Exercise -
Of all the lines in these entries, how many contain the string "this"? Give only that count.

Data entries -
----------

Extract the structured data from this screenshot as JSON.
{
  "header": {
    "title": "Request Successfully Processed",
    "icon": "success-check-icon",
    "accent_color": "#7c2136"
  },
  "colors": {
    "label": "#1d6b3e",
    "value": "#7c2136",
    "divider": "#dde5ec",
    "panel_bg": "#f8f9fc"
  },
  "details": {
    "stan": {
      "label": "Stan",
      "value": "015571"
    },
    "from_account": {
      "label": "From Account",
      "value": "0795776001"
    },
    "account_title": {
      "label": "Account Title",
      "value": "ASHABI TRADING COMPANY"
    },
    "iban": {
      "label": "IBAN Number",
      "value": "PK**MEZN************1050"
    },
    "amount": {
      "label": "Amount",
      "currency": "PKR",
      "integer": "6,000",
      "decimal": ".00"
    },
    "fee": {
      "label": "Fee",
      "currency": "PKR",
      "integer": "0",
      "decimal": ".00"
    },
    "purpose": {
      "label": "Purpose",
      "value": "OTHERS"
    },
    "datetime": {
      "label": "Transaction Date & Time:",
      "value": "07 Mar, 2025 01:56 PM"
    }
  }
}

----------

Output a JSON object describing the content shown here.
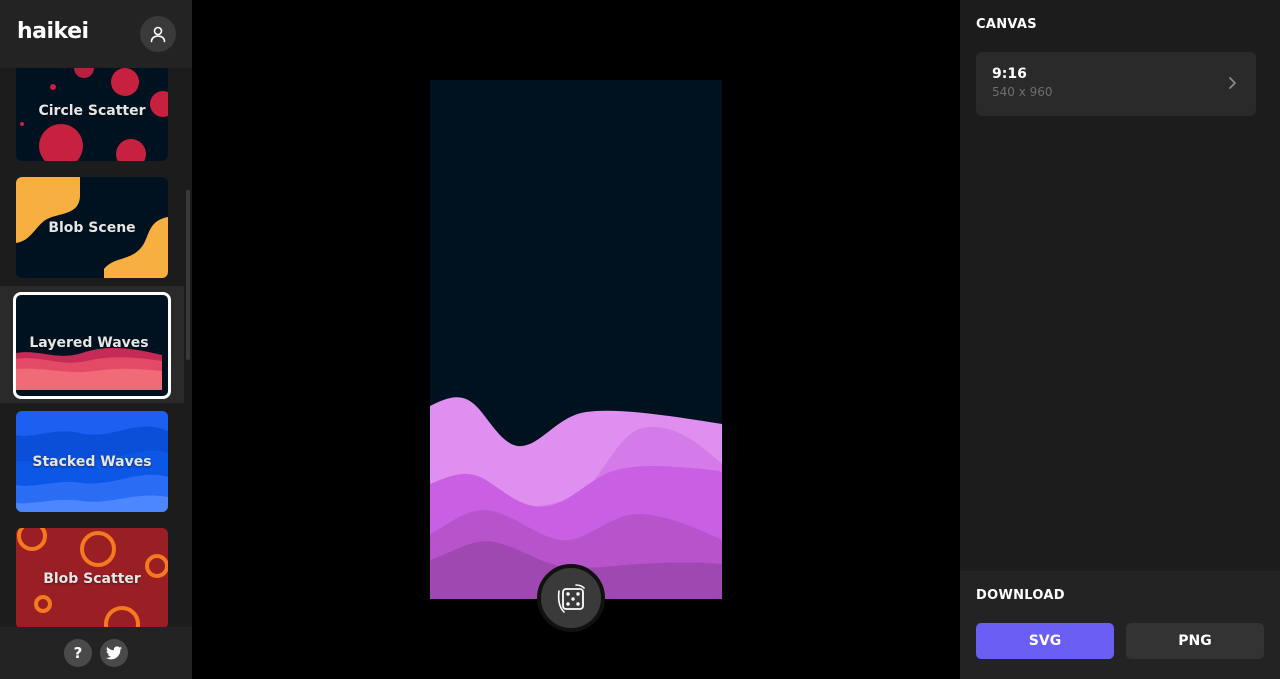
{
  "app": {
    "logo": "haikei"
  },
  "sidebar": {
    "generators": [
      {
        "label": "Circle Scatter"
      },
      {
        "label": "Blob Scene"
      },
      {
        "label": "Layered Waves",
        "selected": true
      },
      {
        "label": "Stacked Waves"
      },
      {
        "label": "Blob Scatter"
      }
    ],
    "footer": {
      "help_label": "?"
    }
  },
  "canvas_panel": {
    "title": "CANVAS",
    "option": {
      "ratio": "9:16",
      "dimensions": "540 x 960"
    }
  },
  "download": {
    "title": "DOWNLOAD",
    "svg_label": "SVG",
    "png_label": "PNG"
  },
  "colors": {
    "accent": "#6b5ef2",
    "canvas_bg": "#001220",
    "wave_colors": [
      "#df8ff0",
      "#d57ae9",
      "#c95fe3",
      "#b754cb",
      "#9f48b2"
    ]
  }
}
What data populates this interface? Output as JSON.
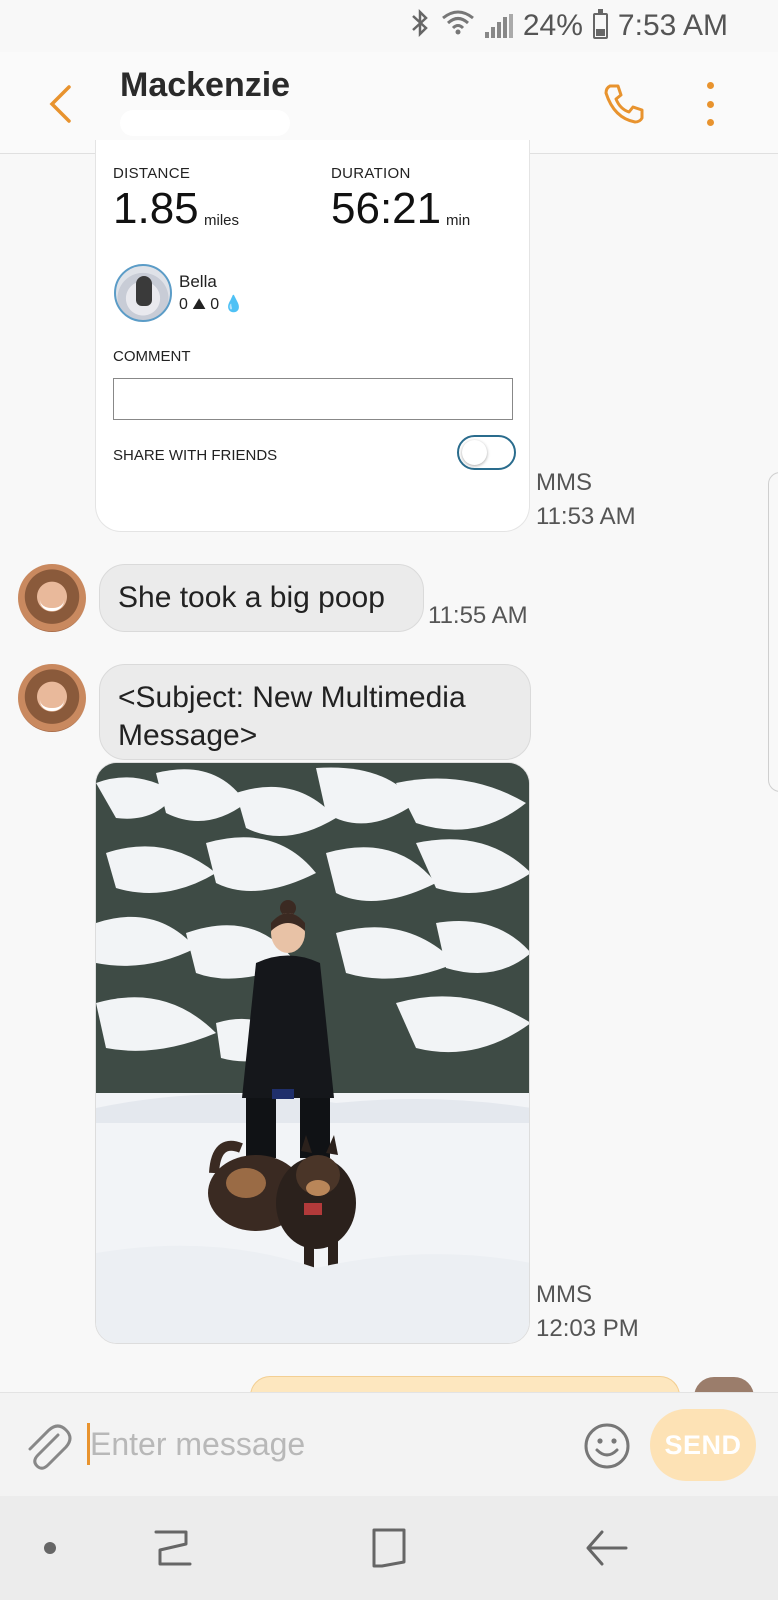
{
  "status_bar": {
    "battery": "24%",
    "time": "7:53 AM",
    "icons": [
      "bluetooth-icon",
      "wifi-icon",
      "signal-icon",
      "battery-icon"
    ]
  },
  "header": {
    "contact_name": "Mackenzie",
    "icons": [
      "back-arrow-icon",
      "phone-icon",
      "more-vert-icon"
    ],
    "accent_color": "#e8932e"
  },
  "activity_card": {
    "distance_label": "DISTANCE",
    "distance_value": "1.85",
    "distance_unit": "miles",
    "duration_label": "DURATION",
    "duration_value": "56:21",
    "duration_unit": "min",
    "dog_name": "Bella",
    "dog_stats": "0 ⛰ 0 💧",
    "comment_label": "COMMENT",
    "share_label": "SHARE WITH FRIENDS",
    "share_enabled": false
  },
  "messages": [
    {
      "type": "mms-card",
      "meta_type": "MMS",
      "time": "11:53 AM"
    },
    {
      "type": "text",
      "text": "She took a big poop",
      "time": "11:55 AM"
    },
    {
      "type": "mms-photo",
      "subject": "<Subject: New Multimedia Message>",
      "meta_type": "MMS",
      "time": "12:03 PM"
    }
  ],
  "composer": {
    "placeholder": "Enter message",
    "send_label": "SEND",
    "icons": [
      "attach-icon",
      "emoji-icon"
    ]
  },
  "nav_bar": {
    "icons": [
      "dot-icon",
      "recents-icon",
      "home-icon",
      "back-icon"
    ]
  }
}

----------

Answer -
2